# Text provided
..........

UNITED STATES
SECURITIES AND EXCHANGE COMMISSION
WASHINGTON, D.C. 20549
______________
FORM 8-K
CURRENT REPORT
PURSUANT TO SECTION 13 OR 15(D) OF THE
SECURITIES EXCHANGE ACT OF 1934
Date of report (Date of earliest event reported): January 20, 2022
Commission File Number 0-17795
CIRRUS LOGIC, INC. | ||||||||
(Exact name of Registrant as specified in its charter) |
Delaware | 77-0024818 | |||||||||||||
(State or Other Jurisdiction of Incorporation or Organization) | (IRS Employer Identification No.) |
800 W. 6th Street | Austin, | TX | 78701 | |||||||||||
(Address of Principal Executive Offices) | (Zip Code) | |||||||||||||
Registrant’s telephone number, including area code: | (512) | 851-4000 |
Check the appropriate box below if the Form 8-K filing is intended to simultaneously satisfy the filing obligation of the registrant under any of the following provisions:
☐ Written communications pursuant to Rule 425 under the Securities Act (17 CFR 230.425)
☐ Soliciting material pursuant to Rule 14a-12 under the Exchange Act (17 CFR 240.14a-12)
☐ Pre-commencement communications pursuant to Rule 14d-2(b) under the Exchange Act (17 CFR 240.14d-2(b))

..........

# Raw data
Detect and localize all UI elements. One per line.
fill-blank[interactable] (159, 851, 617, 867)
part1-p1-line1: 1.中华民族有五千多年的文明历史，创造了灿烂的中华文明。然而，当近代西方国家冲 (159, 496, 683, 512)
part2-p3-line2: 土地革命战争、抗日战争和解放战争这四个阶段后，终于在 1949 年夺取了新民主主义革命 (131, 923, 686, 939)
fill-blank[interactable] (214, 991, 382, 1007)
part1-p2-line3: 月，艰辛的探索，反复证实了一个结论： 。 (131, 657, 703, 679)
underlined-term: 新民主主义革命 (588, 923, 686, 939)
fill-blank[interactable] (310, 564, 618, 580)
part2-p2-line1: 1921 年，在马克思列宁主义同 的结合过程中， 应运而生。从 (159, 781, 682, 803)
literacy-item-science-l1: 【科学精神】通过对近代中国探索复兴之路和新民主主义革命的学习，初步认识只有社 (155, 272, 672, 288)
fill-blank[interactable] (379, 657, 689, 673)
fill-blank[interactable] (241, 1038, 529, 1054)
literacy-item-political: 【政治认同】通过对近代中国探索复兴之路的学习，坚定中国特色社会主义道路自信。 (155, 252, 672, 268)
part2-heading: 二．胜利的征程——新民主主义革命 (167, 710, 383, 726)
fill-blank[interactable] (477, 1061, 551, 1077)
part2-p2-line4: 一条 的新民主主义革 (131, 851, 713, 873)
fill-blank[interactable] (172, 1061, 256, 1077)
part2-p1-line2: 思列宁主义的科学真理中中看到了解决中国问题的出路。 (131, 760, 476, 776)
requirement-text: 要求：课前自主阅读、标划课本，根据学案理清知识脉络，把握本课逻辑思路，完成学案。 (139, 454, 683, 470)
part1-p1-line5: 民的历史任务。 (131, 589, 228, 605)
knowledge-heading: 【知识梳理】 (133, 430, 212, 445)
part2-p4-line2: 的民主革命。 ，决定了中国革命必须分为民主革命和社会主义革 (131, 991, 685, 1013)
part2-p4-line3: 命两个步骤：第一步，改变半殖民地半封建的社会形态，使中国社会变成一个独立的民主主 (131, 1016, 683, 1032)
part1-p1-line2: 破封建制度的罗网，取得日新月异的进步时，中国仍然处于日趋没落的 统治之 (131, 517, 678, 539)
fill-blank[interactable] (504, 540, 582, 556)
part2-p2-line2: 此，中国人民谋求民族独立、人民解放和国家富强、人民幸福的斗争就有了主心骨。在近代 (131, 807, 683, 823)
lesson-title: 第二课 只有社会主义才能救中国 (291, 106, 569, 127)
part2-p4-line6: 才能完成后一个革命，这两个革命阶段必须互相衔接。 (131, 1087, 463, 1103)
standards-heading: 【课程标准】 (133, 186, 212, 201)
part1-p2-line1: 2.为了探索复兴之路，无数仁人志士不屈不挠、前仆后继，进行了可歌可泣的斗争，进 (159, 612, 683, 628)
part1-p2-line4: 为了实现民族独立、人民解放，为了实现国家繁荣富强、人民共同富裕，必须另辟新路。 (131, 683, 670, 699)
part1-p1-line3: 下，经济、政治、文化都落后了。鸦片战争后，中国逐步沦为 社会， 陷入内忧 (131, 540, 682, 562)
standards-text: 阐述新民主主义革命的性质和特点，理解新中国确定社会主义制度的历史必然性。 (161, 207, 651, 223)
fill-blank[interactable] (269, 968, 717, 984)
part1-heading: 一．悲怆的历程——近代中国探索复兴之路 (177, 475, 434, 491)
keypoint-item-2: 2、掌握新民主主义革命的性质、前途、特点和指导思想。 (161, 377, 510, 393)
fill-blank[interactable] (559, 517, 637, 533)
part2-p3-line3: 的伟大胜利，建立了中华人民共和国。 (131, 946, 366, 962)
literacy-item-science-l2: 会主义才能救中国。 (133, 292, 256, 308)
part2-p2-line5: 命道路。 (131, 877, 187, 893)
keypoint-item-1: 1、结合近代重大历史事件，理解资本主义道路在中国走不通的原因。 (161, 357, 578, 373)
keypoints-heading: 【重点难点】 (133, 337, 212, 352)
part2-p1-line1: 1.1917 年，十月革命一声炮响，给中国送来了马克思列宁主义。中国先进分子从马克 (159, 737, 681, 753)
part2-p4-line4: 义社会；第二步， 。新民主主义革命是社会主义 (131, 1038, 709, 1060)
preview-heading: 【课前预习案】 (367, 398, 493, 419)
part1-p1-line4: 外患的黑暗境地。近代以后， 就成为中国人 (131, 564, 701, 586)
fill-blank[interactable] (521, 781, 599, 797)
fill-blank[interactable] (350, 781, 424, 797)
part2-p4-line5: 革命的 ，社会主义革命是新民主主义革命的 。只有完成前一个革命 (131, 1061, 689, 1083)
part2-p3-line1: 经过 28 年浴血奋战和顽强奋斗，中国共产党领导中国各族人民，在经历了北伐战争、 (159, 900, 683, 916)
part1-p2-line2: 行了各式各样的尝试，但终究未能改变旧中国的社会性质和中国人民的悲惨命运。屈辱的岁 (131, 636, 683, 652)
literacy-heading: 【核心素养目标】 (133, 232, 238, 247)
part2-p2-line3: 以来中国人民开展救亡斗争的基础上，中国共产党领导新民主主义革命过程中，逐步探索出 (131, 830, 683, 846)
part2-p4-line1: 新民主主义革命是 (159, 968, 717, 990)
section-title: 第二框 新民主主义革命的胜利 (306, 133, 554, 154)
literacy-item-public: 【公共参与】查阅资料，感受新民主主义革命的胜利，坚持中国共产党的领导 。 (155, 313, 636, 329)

..........

# Exercise directions
According to the filing, in which state is Cirrus Logic, Inc. incorporated? The material was taken from a different source than the filing.

# Answer for this exercise
Delaware